◆ **Direction**: Hunt for the word "name" across the entries below, copying each line that holds it.

◆ **Extracts from a graphics dataset**:

%%

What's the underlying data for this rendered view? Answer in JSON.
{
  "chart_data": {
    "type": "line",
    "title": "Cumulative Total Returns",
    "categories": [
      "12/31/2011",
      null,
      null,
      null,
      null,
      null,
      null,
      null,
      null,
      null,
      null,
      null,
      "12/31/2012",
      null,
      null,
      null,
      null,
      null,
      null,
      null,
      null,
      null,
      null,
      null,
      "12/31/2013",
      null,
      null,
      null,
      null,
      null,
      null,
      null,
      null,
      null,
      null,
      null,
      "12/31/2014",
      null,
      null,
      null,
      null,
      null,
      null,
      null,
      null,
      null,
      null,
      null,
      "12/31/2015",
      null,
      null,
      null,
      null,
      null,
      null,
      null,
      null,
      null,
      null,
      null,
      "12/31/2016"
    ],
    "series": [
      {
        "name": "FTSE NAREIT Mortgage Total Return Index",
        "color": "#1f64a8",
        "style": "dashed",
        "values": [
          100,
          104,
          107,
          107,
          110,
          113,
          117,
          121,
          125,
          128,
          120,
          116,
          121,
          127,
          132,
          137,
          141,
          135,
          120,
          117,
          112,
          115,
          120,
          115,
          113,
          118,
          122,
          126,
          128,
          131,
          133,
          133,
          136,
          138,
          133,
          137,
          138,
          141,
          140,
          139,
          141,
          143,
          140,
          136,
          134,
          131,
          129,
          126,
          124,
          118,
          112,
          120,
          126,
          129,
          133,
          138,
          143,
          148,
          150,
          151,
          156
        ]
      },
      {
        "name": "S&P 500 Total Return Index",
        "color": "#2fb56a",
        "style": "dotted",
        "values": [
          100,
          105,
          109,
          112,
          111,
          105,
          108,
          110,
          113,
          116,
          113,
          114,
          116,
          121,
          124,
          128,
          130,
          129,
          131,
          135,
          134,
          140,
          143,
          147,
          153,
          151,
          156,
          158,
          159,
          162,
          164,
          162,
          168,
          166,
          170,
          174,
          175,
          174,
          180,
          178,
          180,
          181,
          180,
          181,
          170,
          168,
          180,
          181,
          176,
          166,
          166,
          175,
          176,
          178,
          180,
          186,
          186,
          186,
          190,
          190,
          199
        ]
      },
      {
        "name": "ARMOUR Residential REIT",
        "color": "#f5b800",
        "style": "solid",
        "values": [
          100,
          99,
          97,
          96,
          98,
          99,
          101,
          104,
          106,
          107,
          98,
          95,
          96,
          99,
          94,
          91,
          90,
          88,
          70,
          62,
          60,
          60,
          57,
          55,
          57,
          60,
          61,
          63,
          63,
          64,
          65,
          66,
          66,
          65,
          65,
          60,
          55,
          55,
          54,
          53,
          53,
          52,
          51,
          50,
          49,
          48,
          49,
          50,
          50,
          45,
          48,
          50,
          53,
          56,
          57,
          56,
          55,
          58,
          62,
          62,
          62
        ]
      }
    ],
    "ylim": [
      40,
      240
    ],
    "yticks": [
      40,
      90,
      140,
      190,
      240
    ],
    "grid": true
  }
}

%%

◆ **Task solution**:
        "name": "FTSE NAREIT Mortgage Total Return Index",
        "name": "S&P 500 Total Return Index",
        "name": "ARMOUR Residential REIT",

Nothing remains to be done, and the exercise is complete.